* BEGIN *

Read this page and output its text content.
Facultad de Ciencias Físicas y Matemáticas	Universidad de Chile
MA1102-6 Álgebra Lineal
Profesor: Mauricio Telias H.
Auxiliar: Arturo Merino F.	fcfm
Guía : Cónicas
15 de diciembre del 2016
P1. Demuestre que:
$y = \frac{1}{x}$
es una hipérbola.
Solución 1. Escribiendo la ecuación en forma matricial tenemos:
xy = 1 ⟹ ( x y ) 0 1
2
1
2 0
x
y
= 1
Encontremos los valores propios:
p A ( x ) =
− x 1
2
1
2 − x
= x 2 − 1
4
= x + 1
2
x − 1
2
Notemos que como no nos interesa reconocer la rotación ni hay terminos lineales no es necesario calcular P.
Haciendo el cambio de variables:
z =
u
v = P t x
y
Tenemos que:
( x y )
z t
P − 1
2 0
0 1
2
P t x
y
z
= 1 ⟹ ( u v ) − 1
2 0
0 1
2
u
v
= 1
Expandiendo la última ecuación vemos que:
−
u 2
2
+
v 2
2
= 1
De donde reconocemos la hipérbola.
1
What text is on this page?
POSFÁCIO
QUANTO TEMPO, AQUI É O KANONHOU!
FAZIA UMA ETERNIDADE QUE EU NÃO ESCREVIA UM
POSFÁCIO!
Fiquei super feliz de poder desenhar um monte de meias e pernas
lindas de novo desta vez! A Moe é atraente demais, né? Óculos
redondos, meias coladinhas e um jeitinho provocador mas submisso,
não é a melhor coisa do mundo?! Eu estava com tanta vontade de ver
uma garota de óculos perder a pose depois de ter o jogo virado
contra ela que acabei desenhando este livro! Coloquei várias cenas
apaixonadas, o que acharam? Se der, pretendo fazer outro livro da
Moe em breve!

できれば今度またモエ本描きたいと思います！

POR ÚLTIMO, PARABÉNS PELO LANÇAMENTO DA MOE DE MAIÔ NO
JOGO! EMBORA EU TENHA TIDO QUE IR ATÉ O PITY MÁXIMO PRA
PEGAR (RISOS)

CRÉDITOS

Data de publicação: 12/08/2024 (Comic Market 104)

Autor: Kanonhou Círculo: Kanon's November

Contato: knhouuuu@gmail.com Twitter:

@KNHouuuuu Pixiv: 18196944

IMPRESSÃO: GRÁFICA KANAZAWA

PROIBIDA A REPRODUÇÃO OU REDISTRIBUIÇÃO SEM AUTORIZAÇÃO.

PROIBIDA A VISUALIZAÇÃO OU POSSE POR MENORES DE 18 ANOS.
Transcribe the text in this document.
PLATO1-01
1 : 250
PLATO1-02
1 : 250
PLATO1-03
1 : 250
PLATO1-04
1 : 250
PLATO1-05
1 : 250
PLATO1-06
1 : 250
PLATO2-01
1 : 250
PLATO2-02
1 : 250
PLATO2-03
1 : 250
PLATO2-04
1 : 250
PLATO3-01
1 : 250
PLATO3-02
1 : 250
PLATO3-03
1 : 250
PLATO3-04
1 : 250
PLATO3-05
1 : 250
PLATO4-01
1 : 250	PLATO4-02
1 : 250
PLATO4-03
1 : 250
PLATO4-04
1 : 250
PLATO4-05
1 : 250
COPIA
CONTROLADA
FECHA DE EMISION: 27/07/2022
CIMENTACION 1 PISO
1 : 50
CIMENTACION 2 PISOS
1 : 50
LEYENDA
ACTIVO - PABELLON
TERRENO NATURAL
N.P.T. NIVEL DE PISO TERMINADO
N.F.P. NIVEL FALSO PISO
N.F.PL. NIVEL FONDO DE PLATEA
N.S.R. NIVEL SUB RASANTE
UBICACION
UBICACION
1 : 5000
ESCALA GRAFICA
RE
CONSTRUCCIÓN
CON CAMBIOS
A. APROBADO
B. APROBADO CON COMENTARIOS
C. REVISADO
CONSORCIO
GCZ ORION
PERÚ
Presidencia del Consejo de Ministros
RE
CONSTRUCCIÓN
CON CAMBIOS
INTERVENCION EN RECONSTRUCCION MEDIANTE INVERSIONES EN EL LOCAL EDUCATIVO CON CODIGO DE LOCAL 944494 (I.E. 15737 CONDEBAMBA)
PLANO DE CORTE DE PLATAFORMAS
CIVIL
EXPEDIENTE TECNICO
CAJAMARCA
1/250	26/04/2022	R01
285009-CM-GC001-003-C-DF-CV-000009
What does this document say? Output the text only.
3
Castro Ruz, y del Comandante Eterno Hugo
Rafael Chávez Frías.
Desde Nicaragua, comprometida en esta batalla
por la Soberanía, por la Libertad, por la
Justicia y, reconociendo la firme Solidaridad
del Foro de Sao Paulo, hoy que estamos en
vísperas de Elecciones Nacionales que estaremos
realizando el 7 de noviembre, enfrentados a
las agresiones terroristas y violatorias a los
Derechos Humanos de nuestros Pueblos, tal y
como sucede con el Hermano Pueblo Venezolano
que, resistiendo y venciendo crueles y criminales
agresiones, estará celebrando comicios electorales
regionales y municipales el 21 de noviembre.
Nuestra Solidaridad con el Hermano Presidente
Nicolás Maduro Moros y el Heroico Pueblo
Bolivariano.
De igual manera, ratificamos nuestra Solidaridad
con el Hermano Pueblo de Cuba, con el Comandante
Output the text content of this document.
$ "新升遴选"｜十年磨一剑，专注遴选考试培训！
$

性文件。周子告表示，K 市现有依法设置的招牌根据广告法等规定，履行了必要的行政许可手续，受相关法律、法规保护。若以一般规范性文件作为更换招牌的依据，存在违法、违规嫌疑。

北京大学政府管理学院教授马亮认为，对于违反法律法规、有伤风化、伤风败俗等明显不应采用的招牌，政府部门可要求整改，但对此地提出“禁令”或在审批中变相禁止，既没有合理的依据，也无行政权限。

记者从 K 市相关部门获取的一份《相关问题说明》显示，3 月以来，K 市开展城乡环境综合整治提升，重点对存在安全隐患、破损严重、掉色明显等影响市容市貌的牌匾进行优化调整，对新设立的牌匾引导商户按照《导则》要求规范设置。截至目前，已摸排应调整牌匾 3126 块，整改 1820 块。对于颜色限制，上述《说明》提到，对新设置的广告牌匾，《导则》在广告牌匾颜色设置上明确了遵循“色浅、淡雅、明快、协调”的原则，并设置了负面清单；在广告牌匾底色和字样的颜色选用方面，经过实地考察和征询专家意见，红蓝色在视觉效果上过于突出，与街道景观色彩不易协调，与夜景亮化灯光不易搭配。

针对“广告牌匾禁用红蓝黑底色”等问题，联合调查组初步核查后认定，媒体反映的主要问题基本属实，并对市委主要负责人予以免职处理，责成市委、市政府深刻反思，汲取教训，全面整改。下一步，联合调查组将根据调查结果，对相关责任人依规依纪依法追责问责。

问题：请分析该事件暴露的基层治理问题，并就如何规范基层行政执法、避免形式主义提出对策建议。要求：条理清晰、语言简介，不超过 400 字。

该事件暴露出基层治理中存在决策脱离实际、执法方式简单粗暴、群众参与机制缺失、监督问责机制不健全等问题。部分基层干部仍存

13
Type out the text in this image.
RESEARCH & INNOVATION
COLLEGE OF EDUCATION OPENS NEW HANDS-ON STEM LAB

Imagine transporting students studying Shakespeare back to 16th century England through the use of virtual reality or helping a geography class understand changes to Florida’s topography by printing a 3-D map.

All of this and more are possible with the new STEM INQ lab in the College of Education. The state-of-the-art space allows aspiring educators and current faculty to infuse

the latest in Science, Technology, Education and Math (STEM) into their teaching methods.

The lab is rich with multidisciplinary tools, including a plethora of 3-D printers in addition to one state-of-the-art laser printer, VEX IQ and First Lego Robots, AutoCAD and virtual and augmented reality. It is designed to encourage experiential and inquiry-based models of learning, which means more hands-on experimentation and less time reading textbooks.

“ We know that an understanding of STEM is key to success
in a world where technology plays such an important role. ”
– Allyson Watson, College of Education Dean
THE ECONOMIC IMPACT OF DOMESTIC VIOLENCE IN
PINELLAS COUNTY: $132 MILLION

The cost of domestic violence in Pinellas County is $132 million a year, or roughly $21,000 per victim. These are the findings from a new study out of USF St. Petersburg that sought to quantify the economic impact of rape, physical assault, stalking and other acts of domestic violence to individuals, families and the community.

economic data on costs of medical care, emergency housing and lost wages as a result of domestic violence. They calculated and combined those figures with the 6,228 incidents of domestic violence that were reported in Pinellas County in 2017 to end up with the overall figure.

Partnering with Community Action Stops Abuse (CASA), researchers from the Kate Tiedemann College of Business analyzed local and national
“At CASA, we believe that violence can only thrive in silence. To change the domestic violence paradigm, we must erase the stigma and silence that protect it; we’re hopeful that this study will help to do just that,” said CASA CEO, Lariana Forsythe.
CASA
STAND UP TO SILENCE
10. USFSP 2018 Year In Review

* END *

▶ WRITTEN REQUEST: In the listing, find every line containing the word "more" and list it.

▶ TASK RESULT:
All of this and more are possible with the new STEM INQ lab in the College of Education. The state-of-the-art space allows aspiring educators and current faculty to infuse
The lab is rich with multidisciplinary tools, including a plethora of 3-D printers in addition to one state-of-the-art laser printer, VEX IQ and First Lego Robots, AutoCAD and virtual and augmented reality. It is designed to encourage experiential and inquiry-based models of learning, which means more hands-on experimentation and less time reading textbooks.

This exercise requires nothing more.